## PROBLEM DESCRIPTION
Write out the listing word for word, beginning at its first line and stopping after the line that contains "bookmarks-bar: All Bookmarks [7,40,1210,70]".

[Element box annotations]
^^^^^^^^^^^^^^^^

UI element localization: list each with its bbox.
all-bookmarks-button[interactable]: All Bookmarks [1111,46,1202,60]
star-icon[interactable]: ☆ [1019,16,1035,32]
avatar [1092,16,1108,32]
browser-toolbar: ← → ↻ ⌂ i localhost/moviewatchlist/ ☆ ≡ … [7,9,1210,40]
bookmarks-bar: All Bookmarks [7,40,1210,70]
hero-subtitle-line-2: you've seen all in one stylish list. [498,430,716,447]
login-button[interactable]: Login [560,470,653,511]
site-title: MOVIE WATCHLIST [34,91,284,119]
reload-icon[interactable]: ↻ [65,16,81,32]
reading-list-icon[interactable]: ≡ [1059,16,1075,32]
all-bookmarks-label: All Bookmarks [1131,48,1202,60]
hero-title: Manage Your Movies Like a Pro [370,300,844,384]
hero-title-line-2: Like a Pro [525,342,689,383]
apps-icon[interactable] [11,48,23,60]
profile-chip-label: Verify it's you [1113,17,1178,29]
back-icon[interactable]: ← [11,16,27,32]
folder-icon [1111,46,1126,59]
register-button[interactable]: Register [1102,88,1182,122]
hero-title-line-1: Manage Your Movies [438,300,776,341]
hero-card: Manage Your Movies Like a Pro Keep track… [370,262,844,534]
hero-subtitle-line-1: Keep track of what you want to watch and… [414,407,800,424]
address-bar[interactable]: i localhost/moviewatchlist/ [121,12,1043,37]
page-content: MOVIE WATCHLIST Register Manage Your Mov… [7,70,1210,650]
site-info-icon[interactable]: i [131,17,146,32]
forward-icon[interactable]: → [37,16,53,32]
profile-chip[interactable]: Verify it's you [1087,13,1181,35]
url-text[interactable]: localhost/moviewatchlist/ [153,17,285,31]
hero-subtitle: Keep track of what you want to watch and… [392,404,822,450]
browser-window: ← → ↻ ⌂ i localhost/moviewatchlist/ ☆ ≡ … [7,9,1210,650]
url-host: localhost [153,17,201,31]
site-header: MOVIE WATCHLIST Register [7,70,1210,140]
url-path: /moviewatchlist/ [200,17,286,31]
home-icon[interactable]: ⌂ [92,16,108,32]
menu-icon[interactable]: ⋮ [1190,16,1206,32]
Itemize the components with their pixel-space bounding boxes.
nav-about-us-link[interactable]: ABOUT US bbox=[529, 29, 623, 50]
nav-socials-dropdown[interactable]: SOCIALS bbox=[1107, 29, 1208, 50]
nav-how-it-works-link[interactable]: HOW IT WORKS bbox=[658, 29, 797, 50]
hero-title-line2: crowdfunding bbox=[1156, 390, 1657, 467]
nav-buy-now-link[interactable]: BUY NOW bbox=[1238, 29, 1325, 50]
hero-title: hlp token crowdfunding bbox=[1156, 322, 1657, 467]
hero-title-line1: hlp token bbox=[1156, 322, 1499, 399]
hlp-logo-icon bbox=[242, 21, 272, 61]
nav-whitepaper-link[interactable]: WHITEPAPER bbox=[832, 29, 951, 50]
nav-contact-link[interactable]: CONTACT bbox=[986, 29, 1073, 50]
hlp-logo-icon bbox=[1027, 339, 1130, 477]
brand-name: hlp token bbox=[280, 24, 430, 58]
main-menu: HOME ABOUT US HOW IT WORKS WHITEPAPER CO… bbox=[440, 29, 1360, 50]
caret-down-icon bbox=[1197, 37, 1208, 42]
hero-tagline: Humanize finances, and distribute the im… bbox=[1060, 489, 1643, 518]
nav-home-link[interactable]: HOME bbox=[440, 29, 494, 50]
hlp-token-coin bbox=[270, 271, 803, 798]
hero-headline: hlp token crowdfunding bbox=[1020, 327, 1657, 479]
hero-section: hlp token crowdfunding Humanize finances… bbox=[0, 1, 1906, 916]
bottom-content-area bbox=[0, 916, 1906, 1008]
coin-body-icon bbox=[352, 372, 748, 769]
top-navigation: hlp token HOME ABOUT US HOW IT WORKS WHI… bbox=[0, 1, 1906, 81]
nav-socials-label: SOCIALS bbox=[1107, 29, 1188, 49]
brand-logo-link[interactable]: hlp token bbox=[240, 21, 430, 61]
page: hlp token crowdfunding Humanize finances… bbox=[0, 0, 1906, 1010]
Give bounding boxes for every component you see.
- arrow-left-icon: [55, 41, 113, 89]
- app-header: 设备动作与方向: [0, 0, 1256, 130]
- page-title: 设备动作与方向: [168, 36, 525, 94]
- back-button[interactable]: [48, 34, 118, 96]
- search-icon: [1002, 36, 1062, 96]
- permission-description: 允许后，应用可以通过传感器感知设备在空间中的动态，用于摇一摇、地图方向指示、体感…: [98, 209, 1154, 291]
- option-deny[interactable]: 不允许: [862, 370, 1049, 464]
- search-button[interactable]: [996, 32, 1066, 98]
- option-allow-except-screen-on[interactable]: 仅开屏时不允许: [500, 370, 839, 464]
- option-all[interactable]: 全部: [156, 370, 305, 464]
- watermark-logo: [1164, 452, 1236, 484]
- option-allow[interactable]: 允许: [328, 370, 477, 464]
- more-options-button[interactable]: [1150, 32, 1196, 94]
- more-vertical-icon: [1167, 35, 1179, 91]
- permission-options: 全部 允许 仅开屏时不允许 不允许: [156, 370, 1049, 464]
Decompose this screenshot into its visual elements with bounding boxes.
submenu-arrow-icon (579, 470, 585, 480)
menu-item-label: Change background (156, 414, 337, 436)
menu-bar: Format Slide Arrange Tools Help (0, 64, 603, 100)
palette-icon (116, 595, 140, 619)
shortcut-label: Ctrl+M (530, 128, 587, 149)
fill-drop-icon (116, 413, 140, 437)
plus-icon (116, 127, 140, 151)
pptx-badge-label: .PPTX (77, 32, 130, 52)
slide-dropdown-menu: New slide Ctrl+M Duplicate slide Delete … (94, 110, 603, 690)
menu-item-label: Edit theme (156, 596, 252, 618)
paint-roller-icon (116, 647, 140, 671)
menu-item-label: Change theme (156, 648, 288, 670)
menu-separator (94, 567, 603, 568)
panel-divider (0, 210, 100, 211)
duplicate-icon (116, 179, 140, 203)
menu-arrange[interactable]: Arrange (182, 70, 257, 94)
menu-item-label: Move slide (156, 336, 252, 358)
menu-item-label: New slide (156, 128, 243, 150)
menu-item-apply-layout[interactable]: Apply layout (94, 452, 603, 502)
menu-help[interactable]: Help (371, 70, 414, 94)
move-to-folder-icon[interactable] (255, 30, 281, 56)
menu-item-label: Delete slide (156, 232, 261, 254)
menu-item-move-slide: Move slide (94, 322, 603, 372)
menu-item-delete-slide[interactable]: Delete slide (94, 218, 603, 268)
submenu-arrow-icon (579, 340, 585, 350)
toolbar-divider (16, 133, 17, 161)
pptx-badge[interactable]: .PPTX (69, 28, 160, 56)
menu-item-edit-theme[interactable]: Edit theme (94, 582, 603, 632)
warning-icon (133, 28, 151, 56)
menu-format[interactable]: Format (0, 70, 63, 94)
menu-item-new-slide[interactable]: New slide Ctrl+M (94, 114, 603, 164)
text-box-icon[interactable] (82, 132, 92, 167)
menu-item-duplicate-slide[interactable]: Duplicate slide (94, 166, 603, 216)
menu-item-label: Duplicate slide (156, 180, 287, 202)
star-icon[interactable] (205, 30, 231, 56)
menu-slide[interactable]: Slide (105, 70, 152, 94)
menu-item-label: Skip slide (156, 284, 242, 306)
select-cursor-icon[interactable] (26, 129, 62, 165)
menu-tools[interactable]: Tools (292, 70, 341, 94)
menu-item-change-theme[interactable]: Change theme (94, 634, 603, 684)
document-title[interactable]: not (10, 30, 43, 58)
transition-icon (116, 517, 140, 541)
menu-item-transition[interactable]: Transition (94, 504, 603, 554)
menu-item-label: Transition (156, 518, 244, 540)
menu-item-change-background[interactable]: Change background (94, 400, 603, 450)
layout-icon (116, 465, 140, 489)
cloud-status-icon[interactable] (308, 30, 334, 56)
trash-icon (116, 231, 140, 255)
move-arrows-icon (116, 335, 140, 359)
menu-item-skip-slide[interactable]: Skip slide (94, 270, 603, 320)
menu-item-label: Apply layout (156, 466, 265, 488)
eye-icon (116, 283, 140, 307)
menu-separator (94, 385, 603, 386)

^^^^^^^^^^^^^^^^

## SOLUTION TO THE EXERCISE
UI element localization: list each with its bbox.
all-bookmarks-button[interactable]: All Bookmarks [1111,46,1202,60]
star-icon[interactable]: ☆ [1019,16,1035,32]
avatar [1092,16,1108,32]
browser-toolbar: ← → ↻ ⌂ i localhost/moviewatchlist/ ☆ ≡ … [7,9,1210,40]
bookmarks-bar: All Bookmarks [7,40,1210,70]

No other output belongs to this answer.